_STATED GOAL_. Pull every line containing "Wort" out of the material below.

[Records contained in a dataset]

━━━━━━

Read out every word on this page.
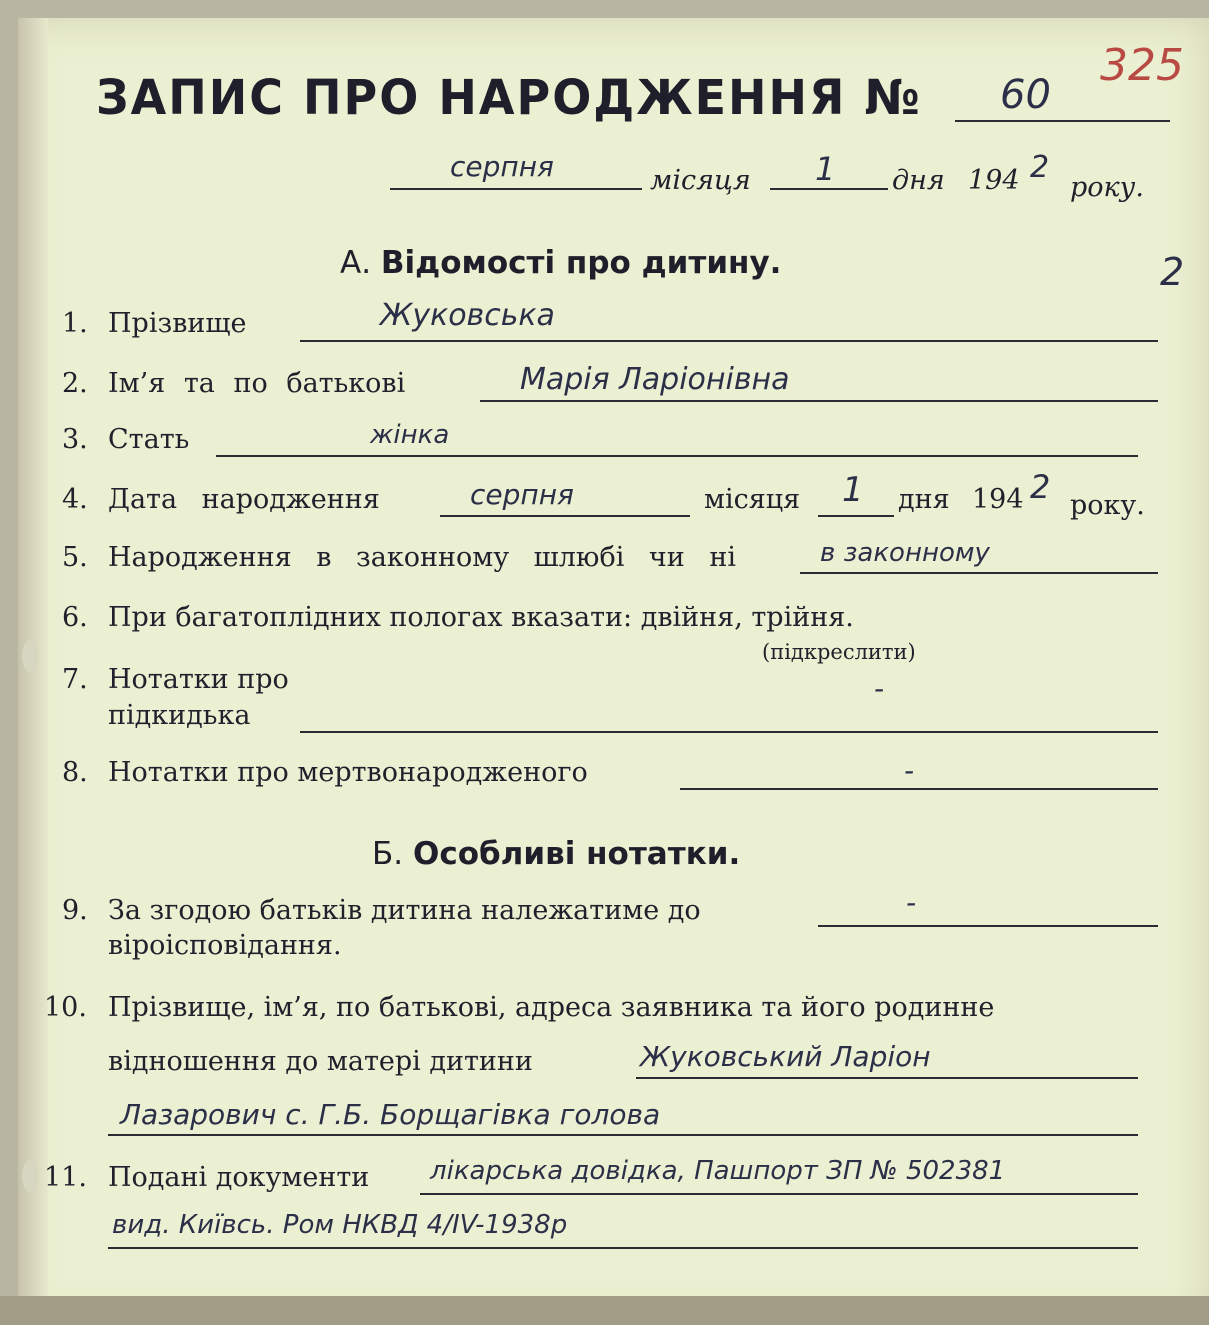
ЗАПИС ПРО НАРОДЖЕННЯ № 60
325
серпня	місяця 1 дня 194 2
року.
2
А. Відомості про дитину.
1. Прізвище	Жуковська
2. Ім’я та по батькові	Марія Ларіонівна
3. Стать	жінка
4. Дата народження	серпня	місяця 1 дня 194 2 року.
5. Народження в законному шлюбі чи ні	в законному
6. При багатоплідних пологах вказати: двійня, трійня.
(підкреслити)
7. Нотатки про
підкидька
-
8. Нотатки про мертвонародженого	-
Б. Особливі нотатки.
9. За згодою батьків дитина належатиме до
віроісповідання.
-
10. Прізвище, ім’я, по батькові, адреса заявника та його родинне
відношення до матері дитини	Жуковський Ларіон
Лазарович с. Г.Б. Борщагівка голова
11. Подані документи лікарська довідка, Пашпорт ЗП № 502381
вид. Київсь. Ром НКВД 4/IV-1938р
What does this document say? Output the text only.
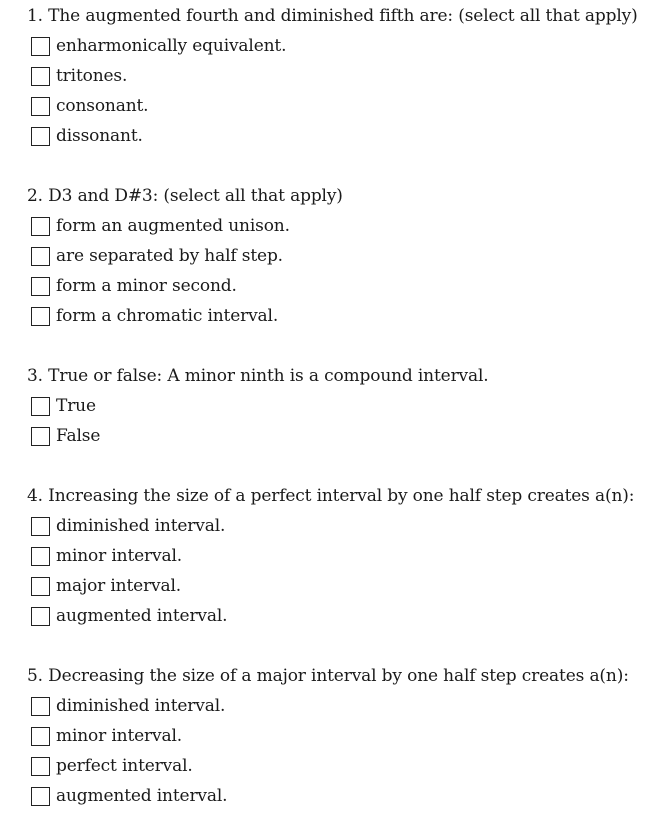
1. The augmented fourth and diminished fifth are: (select all that apply)

enharmonically equivalent.
tritones.
consonant.
dissonant.

2. D3 and D#3: (select all that apply)

form an augmented unison.
are separated by half step.
form a minor second.
form a chromatic interval.

3. True or false: A minor ninth is a compound interval.

True
False

4. Increasing the size of a perfect interval by one half step creates a(n):

diminished interval.
minor interval.
major interval.
augmented interval.

5. Decreasing the size of a major interval by one half step creates a(n):

diminished interval.
minor interval.
perfect interval.
augmented interval.
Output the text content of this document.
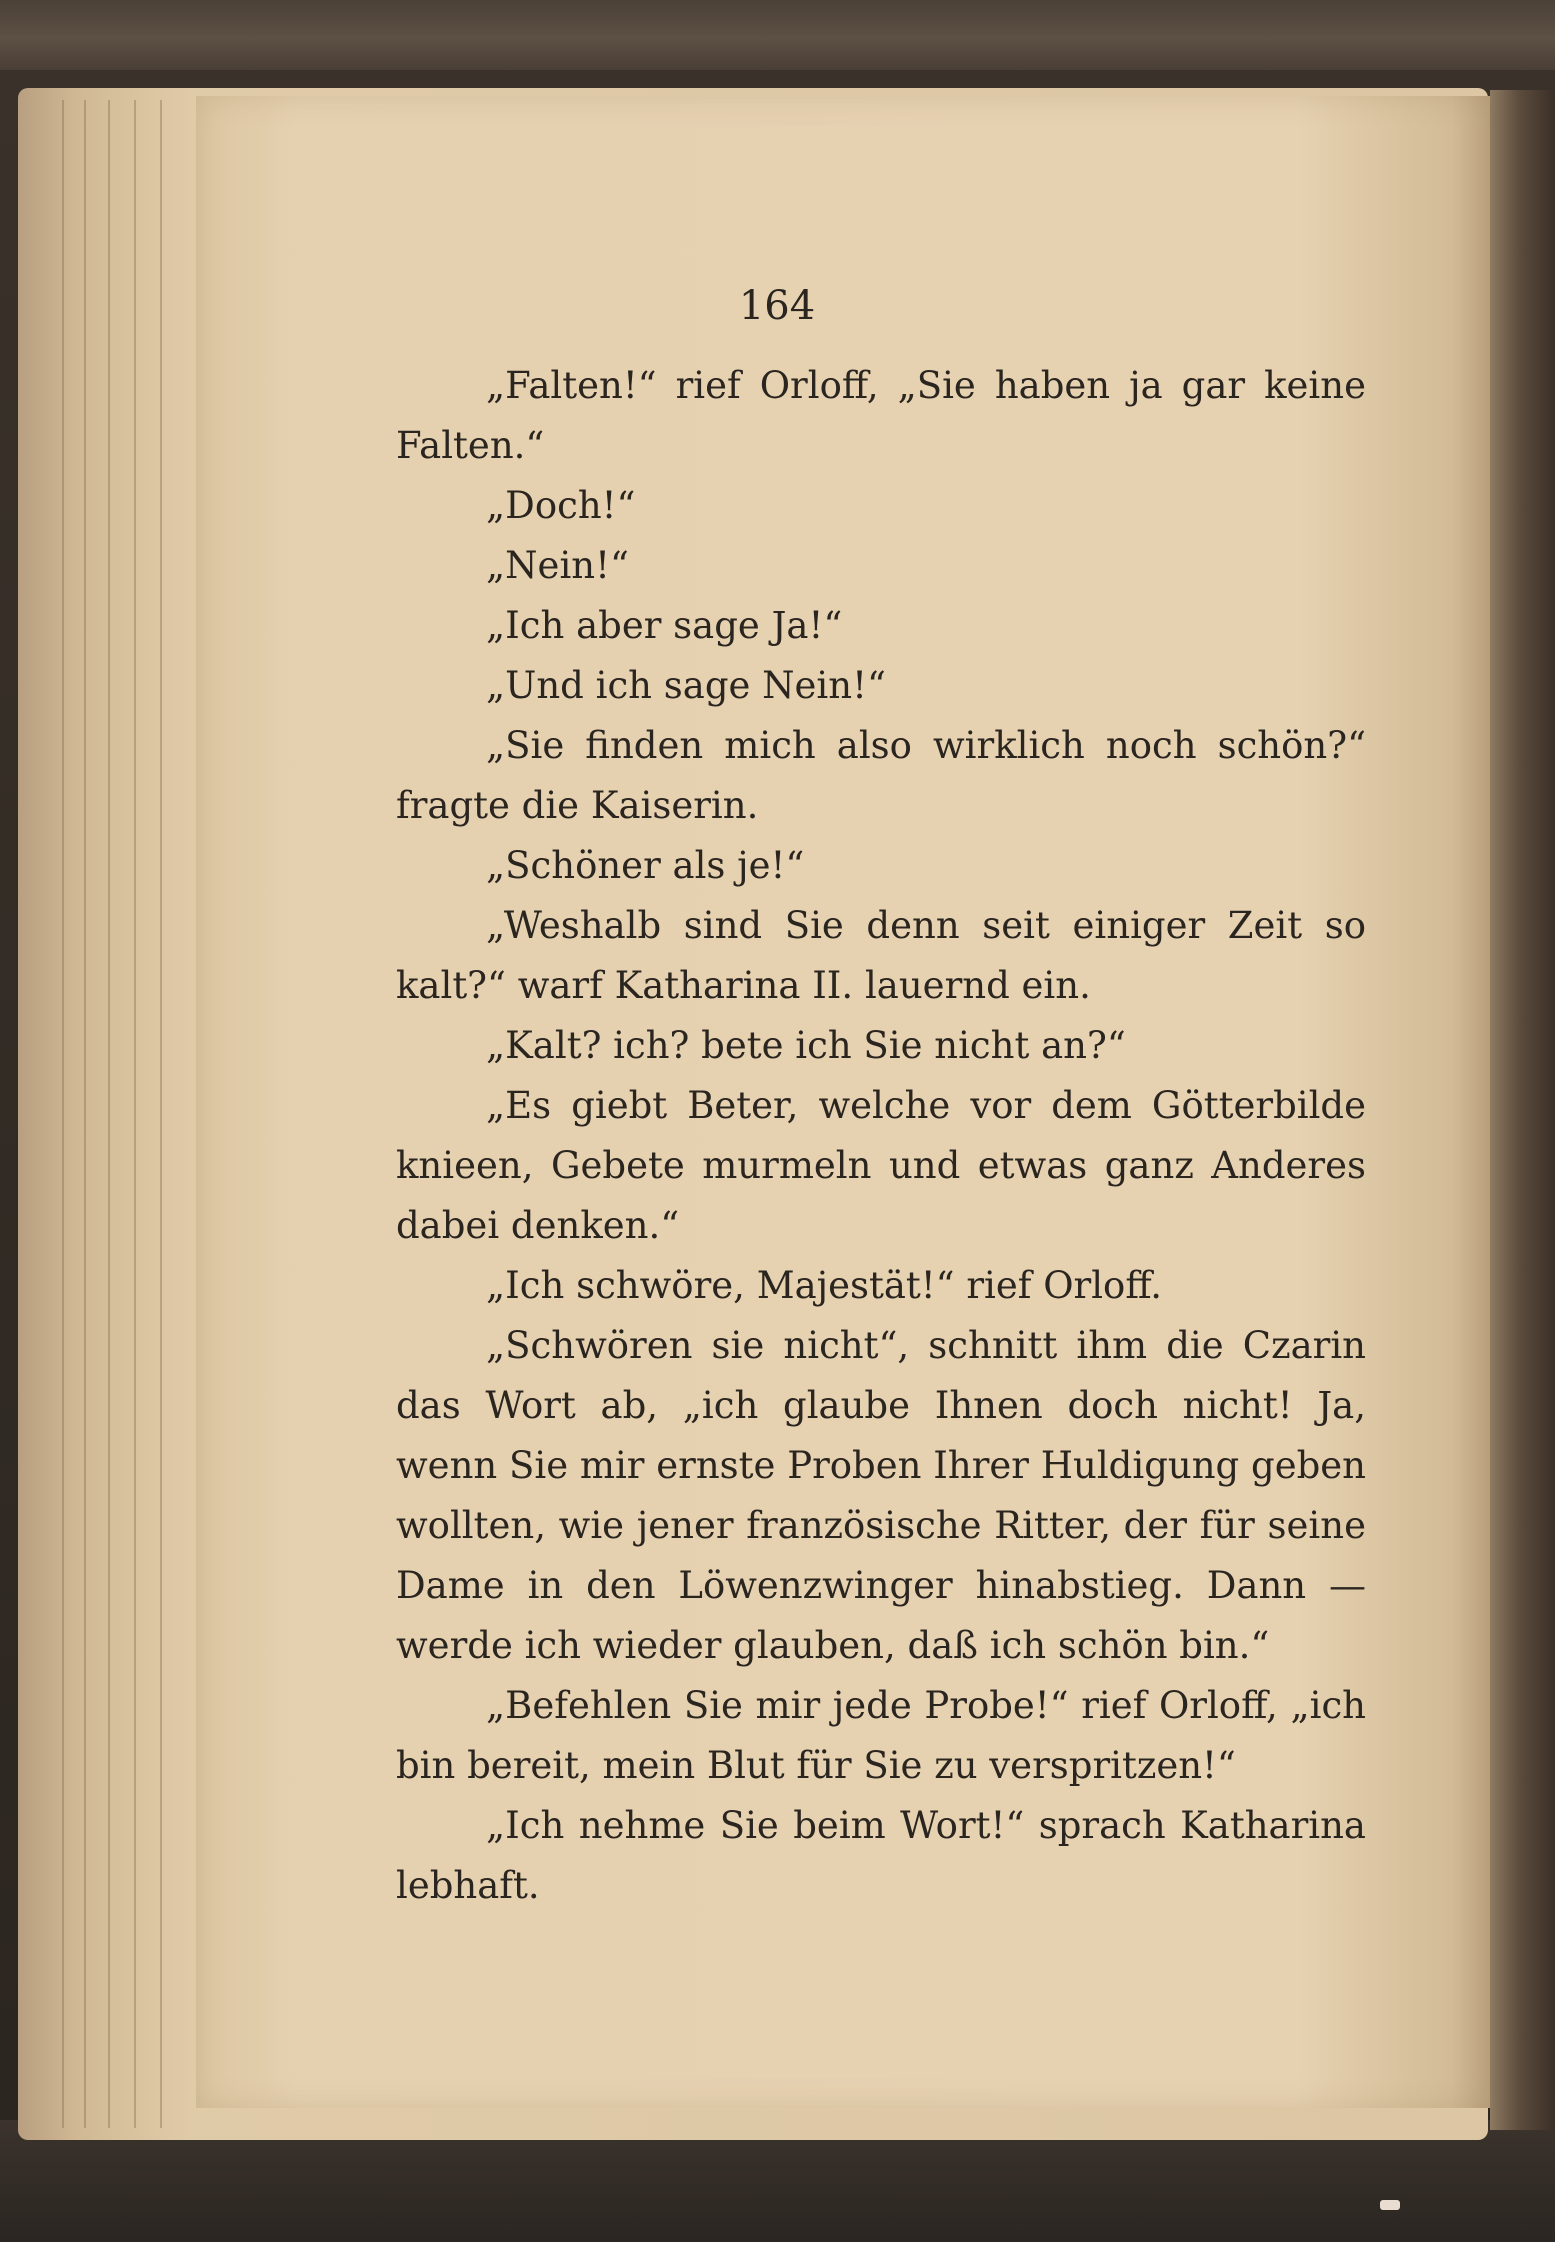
164

„Falten!“ rief Orloff, „Sie haben ja gar keine Falten.“

„Doch!“

„Nein!“

„Ich aber sage Ja!“

„Und ich sage Nein!“

„Sie finden mich also wirklich noch schön?“ fragte die Kaiserin.

„Schöner als je!“

„Weshalb sind Sie denn seit einiger Zeit so kalt?“ warf Katharina II. lauernd ein.

„Kalt? ich? bete ich Sie nicht an?“

„Es giebt Beter, welche vor dem Götterbilde knieen, Gebete murmeln und etwas ganz Anderes dabei denken.“

„Ich schwöre, Majestät!“ rief Orloff.

„Schwören sie nicht“, schnitt ihm die Czarin das Wort ab, „ich glaube Ihnen doch nicht! Ja, wenn Sie mir ernste Proben Ihrer Huldigung geben wollten, wie jener französische Ritter, der für seine Dame in den Löwenzwinger hinabstieg. Dann — werde ich wieder glauben, daß ich schön bin.“

„Befehlen Sie mir jede Probe!“ rief Orloff, „ich bin bereit, mein Blut für Sie zu verspritzen!“

„Ich nehme Sie beim Wort!“ sprach Katharina lebhaft.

━━━━━━

_ANSWER FOR THE TASK_.
„Schwören sie nicht“, schnitt ihm die Czarin das Wort ab, „ich glaube Ihnen doch nicht! Ja, wenn Sie mir ernste Proben Ihrer Huldigung geben wollten, wie jener französische Ritter, der für seine Dame in den Löwenzwinger hinabstieg. Dann — werde ich wieder glauben, daß ich schön bin.“
„Ich nehme Sie beim Wort!“ sprach Katharina lebhaft.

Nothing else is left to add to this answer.